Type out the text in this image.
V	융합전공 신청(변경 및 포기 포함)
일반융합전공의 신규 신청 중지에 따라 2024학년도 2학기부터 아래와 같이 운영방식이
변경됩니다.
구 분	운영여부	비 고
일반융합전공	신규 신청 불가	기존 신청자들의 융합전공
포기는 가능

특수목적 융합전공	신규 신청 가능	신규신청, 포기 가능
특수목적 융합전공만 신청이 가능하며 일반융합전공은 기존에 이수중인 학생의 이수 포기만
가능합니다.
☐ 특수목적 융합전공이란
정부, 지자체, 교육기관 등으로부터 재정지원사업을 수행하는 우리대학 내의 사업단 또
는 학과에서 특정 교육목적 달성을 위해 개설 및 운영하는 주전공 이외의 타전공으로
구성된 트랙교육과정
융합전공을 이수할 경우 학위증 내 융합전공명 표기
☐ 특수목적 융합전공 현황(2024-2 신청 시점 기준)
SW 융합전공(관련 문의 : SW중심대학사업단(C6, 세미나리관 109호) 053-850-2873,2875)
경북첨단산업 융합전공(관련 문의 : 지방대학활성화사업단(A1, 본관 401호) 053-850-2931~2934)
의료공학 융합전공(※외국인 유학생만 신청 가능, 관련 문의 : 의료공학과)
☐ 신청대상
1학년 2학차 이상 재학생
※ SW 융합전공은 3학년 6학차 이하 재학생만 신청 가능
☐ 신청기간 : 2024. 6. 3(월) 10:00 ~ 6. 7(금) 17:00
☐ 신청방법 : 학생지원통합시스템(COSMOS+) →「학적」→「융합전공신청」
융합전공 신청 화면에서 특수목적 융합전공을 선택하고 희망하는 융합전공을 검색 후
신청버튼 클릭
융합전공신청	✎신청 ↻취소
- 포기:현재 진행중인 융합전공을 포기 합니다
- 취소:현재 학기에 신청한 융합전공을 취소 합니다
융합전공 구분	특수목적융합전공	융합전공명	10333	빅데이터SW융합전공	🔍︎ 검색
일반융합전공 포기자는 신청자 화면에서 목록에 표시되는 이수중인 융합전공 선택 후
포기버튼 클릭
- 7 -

Short problem: Repeat the data exactly. Leave nothing out.

Solution:
Type out the text in this image.
V	융합전공 신청(변경 및 포기 포함)
일반융합전공의 신규 신청 중지에 따라 2024학년도 2학기부터 아래와 같이 운영방식이
변경됩니다.
구 분	운영여부	비 고
일반융합전공	신규 신청 불가	기존 신청자들의 융합전공
포기는 가능

특수목적 융합전공	신규 신청 가능	신규신청, 포기 가능
특수목적 융합전공만 신청이 가능하며 일반융합전공은 기존에 이수중인 학생의 이수 포기만
가능합니다.
☐ 특수목적 융합전공이란
정부, 지자체, 교육기관 등으로부터 재정지원사업을 수행하는 우리대학 내의 사업단 또
는 학과에서 특정 교육목적 달성을 위해 개설 및 운영하는 주전공 이외의 타전공으로
구성된 트랙교육과정
융합전공을 이수할 경우 학위증 내 융합전공명 표기
☐ 특수목적 융합전공 현황(2024-2 신청 시점 기준)
SW 융합전공(관련 문의 : SW중심대학사업단(C6, 세미나리관 109호) 053-850-2873,2875)
경북첨단산업 융합전공(관련 문의 : 지방대학활성화사업단(A1, 본관 401호) 053-850-2931~2934)
의료공학 융합전공(※외국인 유학생만 신청 가능, 관련 문의 : 의료공학과)
☐ 신청대상
1학년 2학차 이상 재학생
※ SW 융합전공은 3학년 6학차 이하 재학생만 신청 가능
☐ 신청기간 : 2024. 6. 3(월) 10:00 ~ 6. 7(금) 17:00
☐ 신청방법 : 학생지원통합시스템(COSMOS+) →「학적」→「융합전공신청」
융합전공 신청 화면에서 특수목적 융합전공을 선택하고 희망하는 융합전공을 검색 후
신청버튼 클릭
융합전공신청	✎신청 ↻취소
- 포기:현재 진행중인 융합전공을 포기 합니다
- 취소:현재 학기에 신청한 융합전공을 취소 합니다
융합전공 구분	특수목적융합전공	융합전공명	10333	빅데이터SW융합전공	🔍︎ 검색
일반융합전공 포기자는 신청자 화면에서 목록에 표시되는 이수중인 융합전공 선택 후
포기버튼 클릭
- 7 -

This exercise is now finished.